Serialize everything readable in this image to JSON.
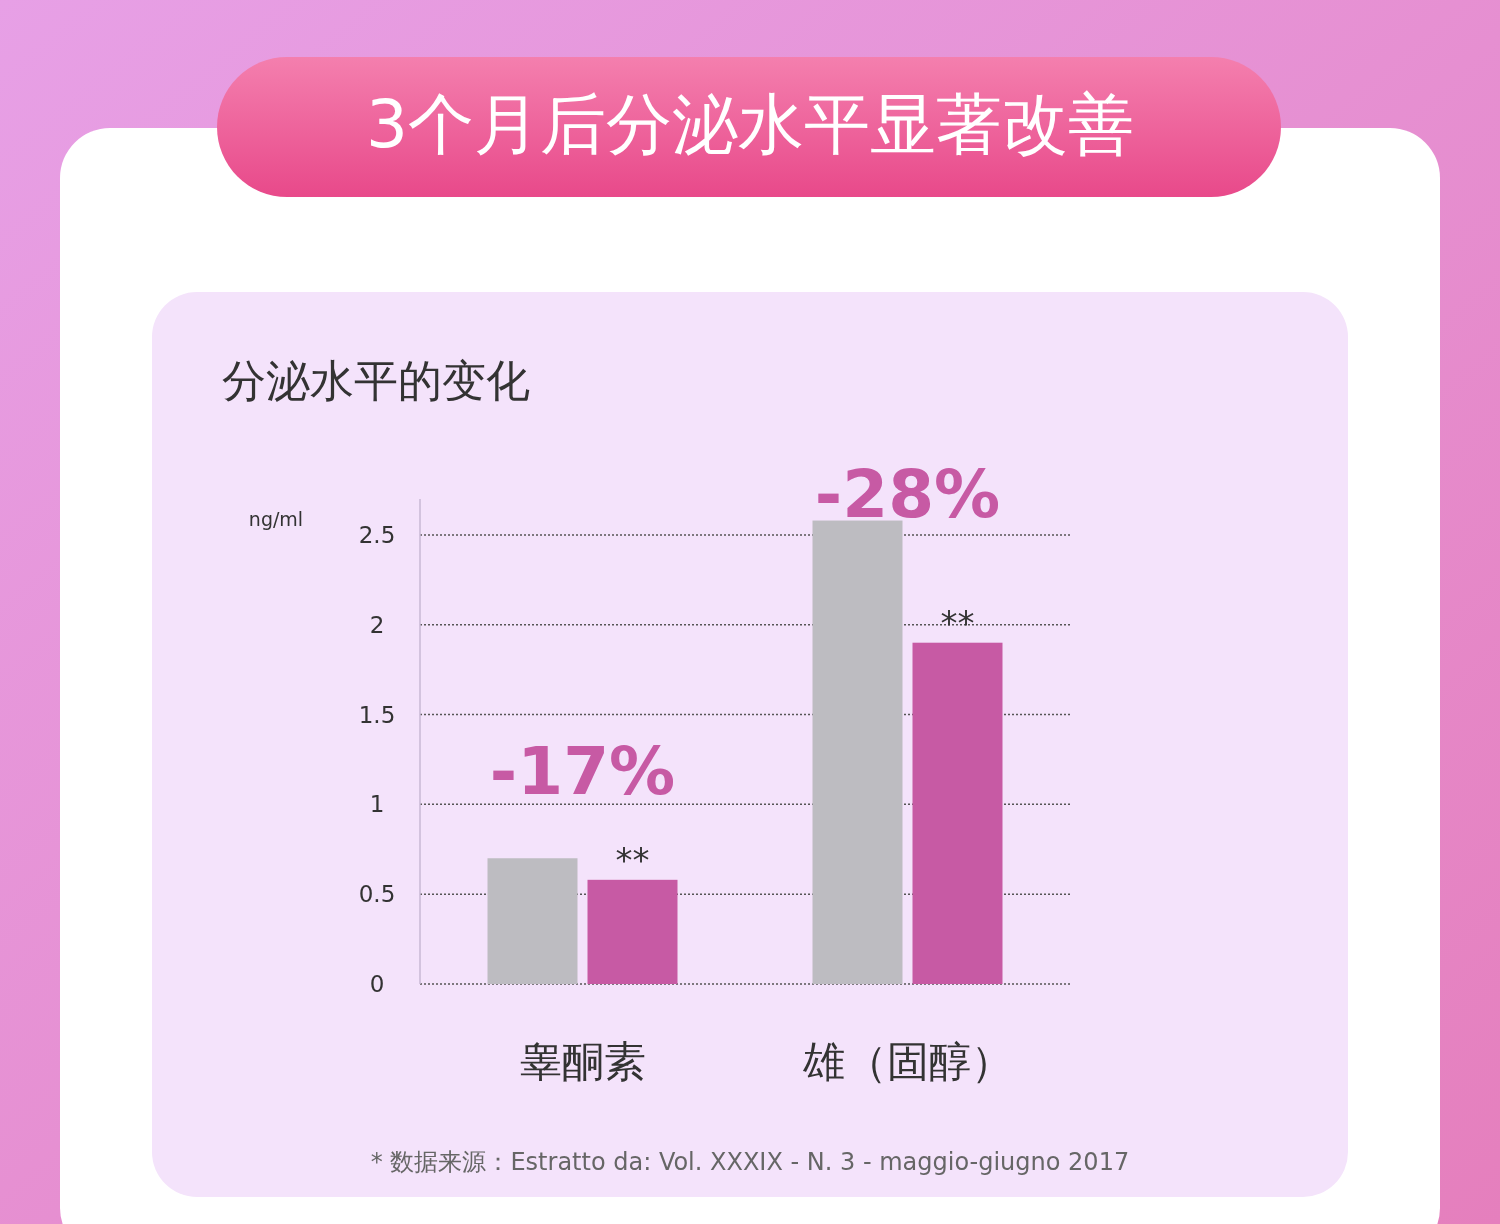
{
  "chart_data": {
    "type": "bar",
    "title": "3个月后分泌水平显著改善",
    "subtitle": "分泌水平的变化",
    "ylabel": "ng/ml",
    "categories": [
      "睾酮素",
      "雄（固醇）"
    ],
    "series": [
      {
        "color": "#bdbcc1",
        "values": [
          0.7,
          2.58
        ]
      },
      {
        "color": "#c75aa4",
        "values": [
          0.58,
          1.9
        ],
        "value_labels": [
          "**",
          "**"
        ]
      }
    ],
    "ylim": [
      0,
      2.7
    ],
    "yticks": [
      0,
      0.5,
      1,
      1.5,
      2,
      2.5
    ],
    "grid": "y",
    "annotations": [
      "-17%",
      "-28%",
      "* 数据来源：Estratto da: Vol. XXXIX - N. 3 - maggio-giugno 2017"
    ]
  }
}
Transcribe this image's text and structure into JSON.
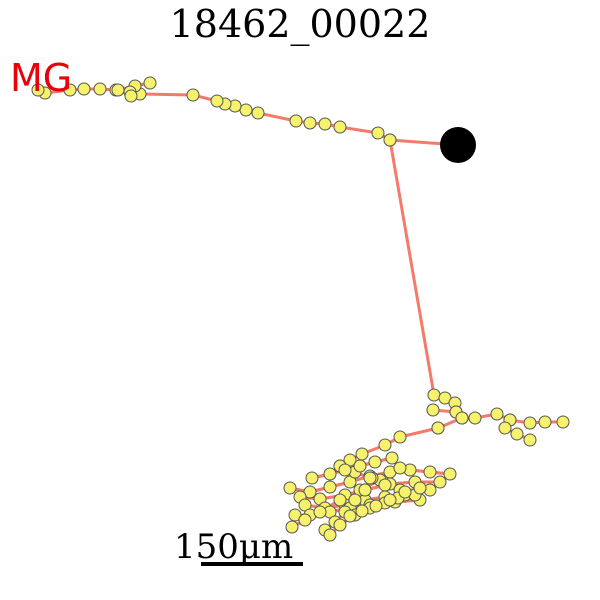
{
  "title": "18462_00022",
  "region_label": {
    "text": "MG",
    "color": "#e8000b"
  },
  "scalebar": {
    "label": "150μm"
  },
  "colors": {
    "branch": "#f47a6a",
    "node_fill": "#f6f26c",
    "node_stroke": "#555555",
    "soma": "#000000"
  },
  "icons": {
    "soma": "filled-circle"
  }
}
○ ○ ○ ○ ○
From the data, list each line in which the string "this" appears.

* SOLUTION:
Serialize everything readable in this image to JSON.
Transcribe this image's text and structure into JSON.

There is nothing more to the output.